■ **Requirements**
Print the listing that follows, character for character.

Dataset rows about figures
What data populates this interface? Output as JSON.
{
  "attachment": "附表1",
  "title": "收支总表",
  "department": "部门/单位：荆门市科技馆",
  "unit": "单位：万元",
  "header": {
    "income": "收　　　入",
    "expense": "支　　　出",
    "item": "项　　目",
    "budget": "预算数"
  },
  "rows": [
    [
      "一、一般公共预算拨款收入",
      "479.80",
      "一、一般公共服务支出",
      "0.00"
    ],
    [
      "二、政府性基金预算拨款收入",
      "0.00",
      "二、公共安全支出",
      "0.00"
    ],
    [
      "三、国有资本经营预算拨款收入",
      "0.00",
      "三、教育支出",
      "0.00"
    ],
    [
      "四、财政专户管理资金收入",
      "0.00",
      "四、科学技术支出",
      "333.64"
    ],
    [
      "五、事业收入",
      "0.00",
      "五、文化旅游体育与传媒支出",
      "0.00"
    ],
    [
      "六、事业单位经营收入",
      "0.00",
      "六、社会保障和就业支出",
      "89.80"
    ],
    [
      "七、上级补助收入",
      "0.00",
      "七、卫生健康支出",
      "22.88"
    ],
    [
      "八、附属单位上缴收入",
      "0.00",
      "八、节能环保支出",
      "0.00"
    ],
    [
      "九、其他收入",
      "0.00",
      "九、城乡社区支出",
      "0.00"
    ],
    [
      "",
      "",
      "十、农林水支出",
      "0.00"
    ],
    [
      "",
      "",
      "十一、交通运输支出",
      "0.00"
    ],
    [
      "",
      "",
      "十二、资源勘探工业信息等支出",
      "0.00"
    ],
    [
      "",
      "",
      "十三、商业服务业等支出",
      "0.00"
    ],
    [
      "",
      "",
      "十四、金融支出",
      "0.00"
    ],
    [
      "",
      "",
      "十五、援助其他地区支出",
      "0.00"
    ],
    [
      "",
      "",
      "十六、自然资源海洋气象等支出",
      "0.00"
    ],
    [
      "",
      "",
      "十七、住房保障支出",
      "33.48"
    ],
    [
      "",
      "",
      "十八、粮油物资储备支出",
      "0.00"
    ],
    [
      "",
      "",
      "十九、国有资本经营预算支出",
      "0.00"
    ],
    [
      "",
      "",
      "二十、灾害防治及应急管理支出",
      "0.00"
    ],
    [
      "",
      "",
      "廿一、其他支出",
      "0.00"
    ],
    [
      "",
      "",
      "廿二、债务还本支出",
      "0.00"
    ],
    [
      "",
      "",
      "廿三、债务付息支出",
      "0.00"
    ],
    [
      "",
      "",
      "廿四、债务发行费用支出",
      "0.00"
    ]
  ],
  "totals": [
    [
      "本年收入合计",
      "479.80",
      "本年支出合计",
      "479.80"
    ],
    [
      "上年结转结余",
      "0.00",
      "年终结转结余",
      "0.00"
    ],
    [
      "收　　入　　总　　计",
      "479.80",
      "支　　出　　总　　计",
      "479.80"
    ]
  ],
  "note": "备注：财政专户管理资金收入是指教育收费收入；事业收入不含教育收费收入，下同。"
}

■ **Result**
What data populates this interface? Output as JSON.
{
  "attachment": "附表1",
  "title": "收支总表",
  "department": "部门/单位：荆门市科技馆",
  "unit": "单位：万元",
  "header": {
    "income": "收　　　入",
    "expense": "支　　　出",
    "item": "项　　目",
    "budget": "预算数"
  },
  "rows": [
    [
      "一、一般公共预算拨款收入",
      "479.80",
      "一、一般公共服务支出",
      "0.00"
    ],
    [
      "二、政府性基金预算拨款收入",
      "0.00",
      "二、公共安全支出",
      "0.00"
    ],
    [
      "三、国有资本经营预算拨款收入",
      "0.00",
      "三、教育支出",
      "0.00"
    ],
    [
      "四、财政专户管理资金收入",
      "0.00",
      "四、科学技术支出",
      "333.64"
    ],
    [
      "五、事业收入",
      "0.00",
      "五、文化旅游体育与传媒支出",
      "0.00"
    ],
    [
      "六、事业单位经营收入",
      "0.00",
      "六、社会保障和就业支出",
      "89.80"
    ],
    [
      "七、上级补助收入",
      "0.00",
      "七、卫生健康支出",
      "22.88"
    ],
    [
      "八、附属单位上缴收入",
      "0.00",
      "八、节能环保支出",
      "0.00"
    ],
    [
      "九、其他收入",
      "0.00",
      "九、城乡社区支出",
      "0.00"
    ],
    [
      "",
      "",
      "十、农林水支出",
      "0.00"
    ],
    [
      "",
      "",
      "十一、交通运输支出",
      "0.00"
    ],
    [
      "",
      "",
      "十二、资源勘探工业信息等支出",
      "0.00"
    ],
    [
      "",
      "",
      "十三、商业服务业等支出",
      "0.00"
    ],
    [
      "",
      "",
      "十四、金融支出",
      "0.00"
    ],
    [
      "",
      "",
      "十五、援助其他地区支出",
      "0.00"
    ],
    [
      "",
      "",
      "十六、自然资源海洋气象等支出",
      "0.00"
    ],
    [
      "",
      "",
      "十七、住房保障支出",
      "33.48"
    ],
    [
      "",
      "",
      "十八、粮油物资储备支出",
      "0.00"
    ],
    [
      "",
      "",
      "十九、国有资本经营预算支出",
      "0.00"
    ],
    [
      "",
      "",
      "二十、灾害防治及应急管理支出",
      "0.00"
    ],
    [
      "",
      "",
      "廿一、其他支出",
      "0.00"
    ],
    [
      "",
      "",
      "廿二、债务还本支出",
      "0.00"
    ],
    [
      "",
      "",
      "廿三、债务付息支出",
      "0.00"
    ],
    [
      "",
      "",
      "廿四、债务发行费用支出",
      "0.00"
    ]
  ],
  "totals": [
    [
      "本年收入合计",
      "479.80",
      "本年支出合计",
      "479.80"
    ],
    [
      "上年结转结余",
      "0.00",
      "年终结转结余",
      "0.00"
    ],
    [
      "收　　入　　总　　计",
      "479.80",
      "支　　出　　总　　计",
      "479.80"
    ]
  ],
  "note": "备注：财政专户管理资金收入是指教育收费收入；事业收入不含教育收费收入，下同。"
}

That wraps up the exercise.